Pick out every line in the data below that holds "legend".

>> begin

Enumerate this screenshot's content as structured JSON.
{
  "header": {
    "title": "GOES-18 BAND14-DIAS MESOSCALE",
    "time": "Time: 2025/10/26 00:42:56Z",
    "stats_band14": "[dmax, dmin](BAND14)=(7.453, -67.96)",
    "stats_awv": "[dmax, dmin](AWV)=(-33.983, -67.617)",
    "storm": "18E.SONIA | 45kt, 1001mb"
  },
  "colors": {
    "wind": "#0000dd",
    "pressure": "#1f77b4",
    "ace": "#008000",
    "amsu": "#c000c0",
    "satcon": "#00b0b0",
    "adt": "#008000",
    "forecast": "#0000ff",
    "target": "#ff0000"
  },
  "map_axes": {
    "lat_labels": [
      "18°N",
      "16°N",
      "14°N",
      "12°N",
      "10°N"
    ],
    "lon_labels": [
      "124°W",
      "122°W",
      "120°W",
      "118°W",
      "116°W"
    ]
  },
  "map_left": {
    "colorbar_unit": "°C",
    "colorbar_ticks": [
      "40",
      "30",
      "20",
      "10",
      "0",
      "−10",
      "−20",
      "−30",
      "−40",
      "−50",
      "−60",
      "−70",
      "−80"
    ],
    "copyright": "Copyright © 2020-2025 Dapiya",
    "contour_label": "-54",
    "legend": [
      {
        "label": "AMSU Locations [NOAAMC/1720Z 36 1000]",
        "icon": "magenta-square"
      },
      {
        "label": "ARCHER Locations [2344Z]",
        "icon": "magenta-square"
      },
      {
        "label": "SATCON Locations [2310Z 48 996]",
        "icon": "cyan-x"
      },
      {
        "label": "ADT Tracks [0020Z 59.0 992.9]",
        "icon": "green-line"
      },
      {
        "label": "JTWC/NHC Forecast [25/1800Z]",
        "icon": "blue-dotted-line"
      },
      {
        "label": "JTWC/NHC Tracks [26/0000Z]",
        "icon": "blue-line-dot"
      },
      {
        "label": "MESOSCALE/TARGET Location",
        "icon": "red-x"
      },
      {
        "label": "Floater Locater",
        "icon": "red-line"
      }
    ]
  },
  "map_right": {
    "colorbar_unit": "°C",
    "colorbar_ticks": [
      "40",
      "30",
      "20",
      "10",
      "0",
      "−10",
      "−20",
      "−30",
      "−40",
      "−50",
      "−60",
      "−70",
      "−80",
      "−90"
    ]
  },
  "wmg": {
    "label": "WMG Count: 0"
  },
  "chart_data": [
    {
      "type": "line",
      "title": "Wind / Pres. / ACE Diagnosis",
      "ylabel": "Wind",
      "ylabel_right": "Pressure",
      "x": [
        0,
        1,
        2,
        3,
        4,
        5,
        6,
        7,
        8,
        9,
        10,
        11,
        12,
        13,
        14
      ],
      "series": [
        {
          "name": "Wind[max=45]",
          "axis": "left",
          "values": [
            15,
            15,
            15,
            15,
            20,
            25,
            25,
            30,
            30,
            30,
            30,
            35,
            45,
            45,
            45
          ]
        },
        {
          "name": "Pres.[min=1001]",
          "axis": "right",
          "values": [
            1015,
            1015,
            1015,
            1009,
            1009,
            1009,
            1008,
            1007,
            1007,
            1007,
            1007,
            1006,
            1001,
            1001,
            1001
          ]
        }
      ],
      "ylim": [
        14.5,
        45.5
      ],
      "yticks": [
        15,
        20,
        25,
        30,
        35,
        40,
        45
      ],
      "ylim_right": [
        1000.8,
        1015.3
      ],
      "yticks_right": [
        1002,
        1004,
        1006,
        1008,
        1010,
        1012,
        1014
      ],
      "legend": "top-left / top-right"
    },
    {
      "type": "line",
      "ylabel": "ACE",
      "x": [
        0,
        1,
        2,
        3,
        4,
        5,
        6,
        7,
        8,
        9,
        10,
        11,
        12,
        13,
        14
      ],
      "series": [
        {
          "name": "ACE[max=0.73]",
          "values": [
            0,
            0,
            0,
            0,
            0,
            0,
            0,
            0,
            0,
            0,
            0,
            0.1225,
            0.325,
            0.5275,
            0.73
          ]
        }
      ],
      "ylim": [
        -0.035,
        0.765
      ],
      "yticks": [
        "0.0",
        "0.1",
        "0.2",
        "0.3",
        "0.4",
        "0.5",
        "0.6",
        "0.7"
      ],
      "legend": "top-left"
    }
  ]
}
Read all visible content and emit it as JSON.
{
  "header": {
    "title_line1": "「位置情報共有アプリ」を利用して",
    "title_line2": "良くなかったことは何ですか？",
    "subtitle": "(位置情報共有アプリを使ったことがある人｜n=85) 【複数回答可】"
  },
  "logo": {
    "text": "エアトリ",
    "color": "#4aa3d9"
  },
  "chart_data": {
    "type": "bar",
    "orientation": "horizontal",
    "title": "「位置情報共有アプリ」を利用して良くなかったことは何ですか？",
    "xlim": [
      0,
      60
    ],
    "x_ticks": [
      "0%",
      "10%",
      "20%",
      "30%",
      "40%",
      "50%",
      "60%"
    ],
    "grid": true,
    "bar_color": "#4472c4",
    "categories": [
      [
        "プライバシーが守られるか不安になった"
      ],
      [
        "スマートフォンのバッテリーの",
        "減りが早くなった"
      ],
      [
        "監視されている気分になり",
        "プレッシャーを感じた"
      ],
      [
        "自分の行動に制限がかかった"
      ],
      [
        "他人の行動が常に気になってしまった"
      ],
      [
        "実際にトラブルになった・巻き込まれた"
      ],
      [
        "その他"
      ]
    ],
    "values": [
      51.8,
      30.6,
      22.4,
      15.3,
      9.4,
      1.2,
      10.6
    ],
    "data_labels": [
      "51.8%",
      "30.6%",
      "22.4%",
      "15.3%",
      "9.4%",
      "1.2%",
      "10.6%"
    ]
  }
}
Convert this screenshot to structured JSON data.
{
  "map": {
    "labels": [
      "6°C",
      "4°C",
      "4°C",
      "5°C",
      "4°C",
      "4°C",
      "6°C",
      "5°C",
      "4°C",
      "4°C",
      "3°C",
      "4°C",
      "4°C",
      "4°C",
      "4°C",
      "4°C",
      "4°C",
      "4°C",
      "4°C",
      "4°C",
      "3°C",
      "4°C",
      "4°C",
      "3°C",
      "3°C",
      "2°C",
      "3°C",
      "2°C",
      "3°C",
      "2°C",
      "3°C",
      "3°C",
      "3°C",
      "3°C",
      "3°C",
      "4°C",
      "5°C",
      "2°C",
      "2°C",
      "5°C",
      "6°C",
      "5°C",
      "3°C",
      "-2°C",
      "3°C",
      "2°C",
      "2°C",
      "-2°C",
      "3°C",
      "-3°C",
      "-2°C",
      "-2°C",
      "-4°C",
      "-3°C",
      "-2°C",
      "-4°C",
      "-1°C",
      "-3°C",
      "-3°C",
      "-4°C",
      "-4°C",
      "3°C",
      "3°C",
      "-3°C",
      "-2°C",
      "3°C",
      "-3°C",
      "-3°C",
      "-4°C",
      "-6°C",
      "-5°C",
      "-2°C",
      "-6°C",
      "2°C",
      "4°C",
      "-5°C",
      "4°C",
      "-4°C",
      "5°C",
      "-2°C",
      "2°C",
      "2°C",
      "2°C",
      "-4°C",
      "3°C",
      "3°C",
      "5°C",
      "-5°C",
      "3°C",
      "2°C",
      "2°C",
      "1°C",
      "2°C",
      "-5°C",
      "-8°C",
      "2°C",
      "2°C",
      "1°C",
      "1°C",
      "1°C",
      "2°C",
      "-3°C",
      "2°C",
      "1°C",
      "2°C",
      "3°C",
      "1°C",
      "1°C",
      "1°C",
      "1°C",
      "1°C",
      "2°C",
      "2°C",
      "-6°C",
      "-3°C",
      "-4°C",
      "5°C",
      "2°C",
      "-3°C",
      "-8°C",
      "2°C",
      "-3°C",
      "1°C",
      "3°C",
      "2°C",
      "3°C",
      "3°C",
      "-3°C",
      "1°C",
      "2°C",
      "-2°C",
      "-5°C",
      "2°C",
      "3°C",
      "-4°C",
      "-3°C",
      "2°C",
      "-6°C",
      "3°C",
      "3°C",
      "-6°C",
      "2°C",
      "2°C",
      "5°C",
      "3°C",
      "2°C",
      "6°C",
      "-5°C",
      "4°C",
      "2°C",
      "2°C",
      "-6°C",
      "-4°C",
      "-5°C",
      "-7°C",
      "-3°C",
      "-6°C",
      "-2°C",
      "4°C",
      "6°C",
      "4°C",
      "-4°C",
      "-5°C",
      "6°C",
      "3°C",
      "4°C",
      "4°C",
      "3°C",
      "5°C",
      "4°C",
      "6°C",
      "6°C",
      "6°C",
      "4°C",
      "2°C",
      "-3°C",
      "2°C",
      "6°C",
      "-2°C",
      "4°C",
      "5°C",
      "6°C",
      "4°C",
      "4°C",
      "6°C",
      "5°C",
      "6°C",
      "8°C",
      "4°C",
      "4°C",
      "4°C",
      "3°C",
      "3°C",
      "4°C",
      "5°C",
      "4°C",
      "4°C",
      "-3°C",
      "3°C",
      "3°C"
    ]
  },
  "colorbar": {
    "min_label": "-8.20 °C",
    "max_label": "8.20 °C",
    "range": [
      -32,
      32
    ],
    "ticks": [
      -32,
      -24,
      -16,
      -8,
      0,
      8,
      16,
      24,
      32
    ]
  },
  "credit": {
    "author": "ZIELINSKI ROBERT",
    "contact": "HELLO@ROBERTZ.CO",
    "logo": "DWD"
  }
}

>> end

- Answer to the task -
    "legend": [
      "legend": "top-left / top-right"
      "legend": "top-left"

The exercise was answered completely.